**Directions for this task**. Reproduce every item with "Return on equity" substituted by "Return on assets" wherever it occurs, leaving everything else unchanged. Omit the pictures from your answer.

>>>>

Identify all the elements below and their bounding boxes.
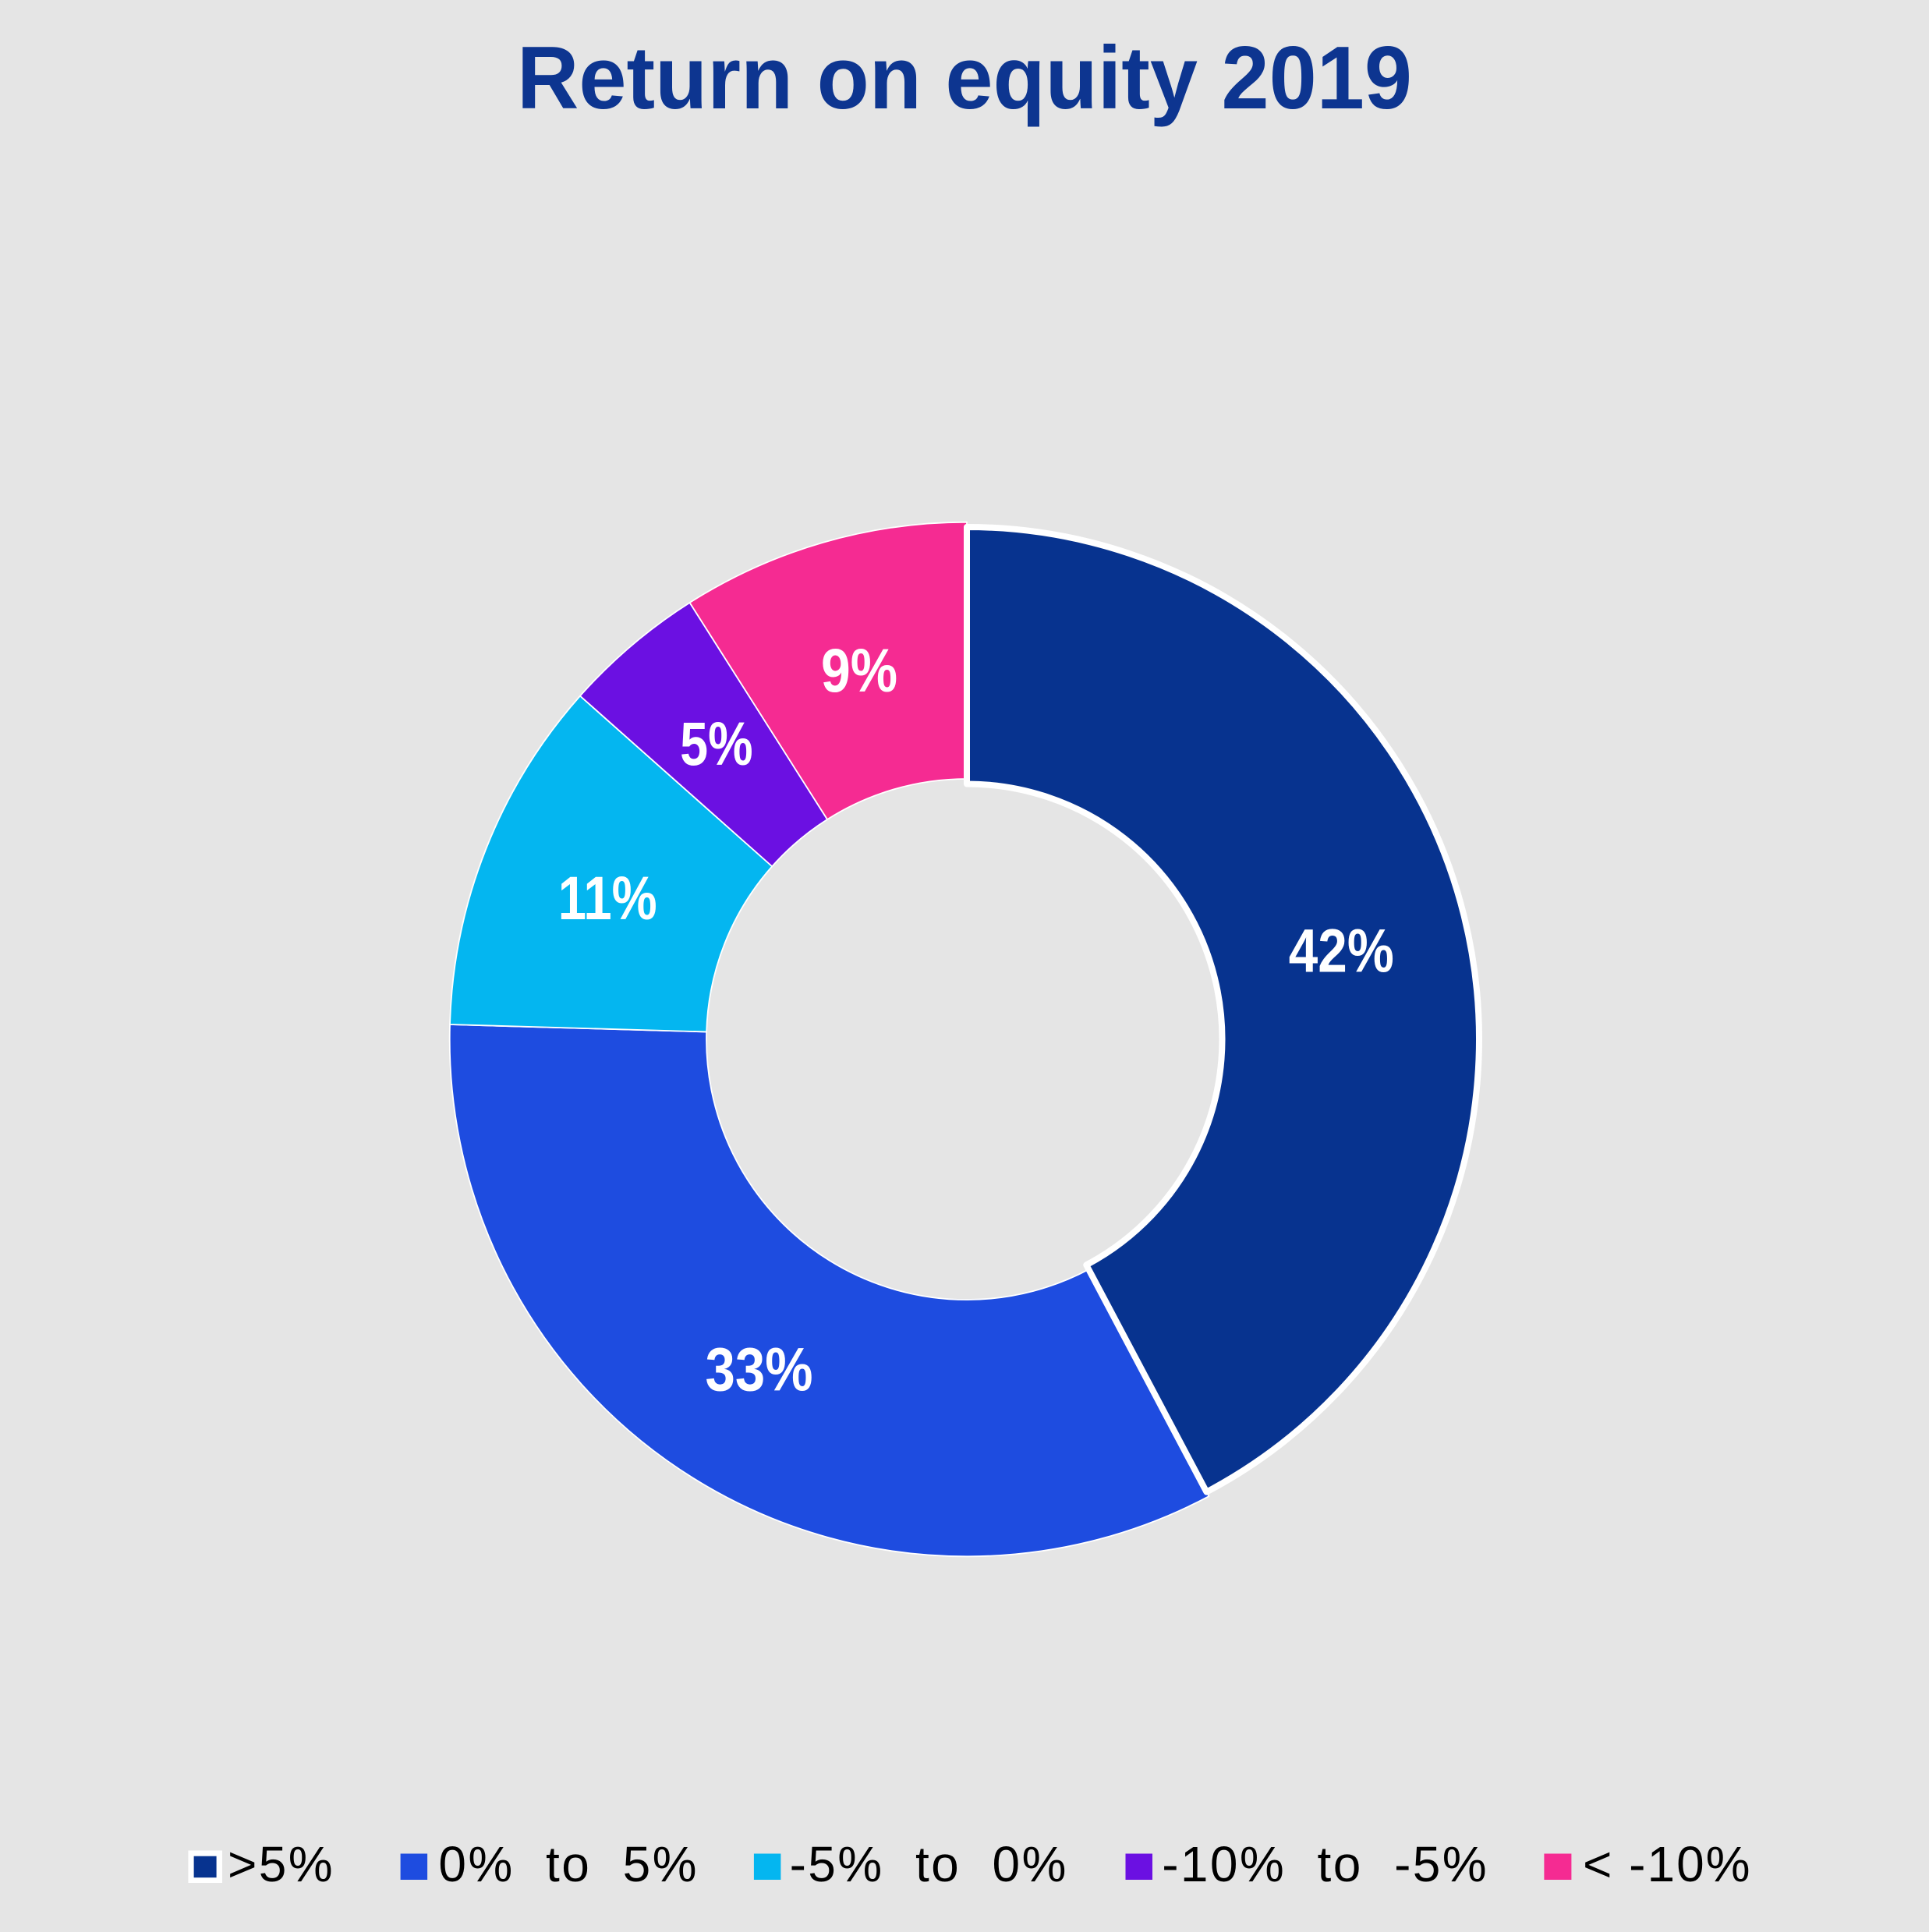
svg-text:-5% to 0%: -5% to 0%	[790, 1836, 1068, 1892]
svg-text:0% to 5%: 0% to 5%	[438, 1836, 699, 1892]
svg-text:9%: 9%	[821, 635, 897, 705]
svg-text:Return on equity 2019: Return on equity 2019	[517, 29, 1412, 128]
svg-text:42%: 42%	[1289, 916, 1394, 985]
svg-text:>5%: >5%	[228, 1836, 334, 1892]
svg-text:33%: 33%	[706, 1335, 813, 1404]
svg-text:-10% to -5%: -10% to -5%	[1162, 1836, 1488, 1892]
svg-text:11%: 11%	[558, 863, 657, 932]
svg-text:5%: 5%	[680, 709, 753, 778]
svg-text:< -10%: < -10%	[1583, 1836, 1752, 1892]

<<<<

**Solved problem**.
Identify all the elements below and their bounding boxes.
svg-text:-5% to 0%: -5% to 0%	[790, 1836, 1068, 1892]
svg-text:0% to 5%: 0% to 5%	[438, 1836, 699, 1892]
svg-text:9%: 9%	[821, 635, 897, 705]
svg-text:Return on assets 2019: Return on assets 2019	[517, 29, 1412, 128]
svg-text:42%: 42%	[1289, 916, 1394, 985]
svg-text:>5%: >5%	[228, 1836, 334, 1892]
svg-text:33%: 33%	[706, 1335, 813, 1404]
svg-text:-10% to -5%: -10% to -5%	[1162, 1836, 1488, 1892]
svg-text:11%: 11%	[558, 863, 657, 932]
svg-text:5%: 5%	[680, 709, 753, 778]
svg-text:< -10%: < -10%	[1583, 1836, 1752, 1892]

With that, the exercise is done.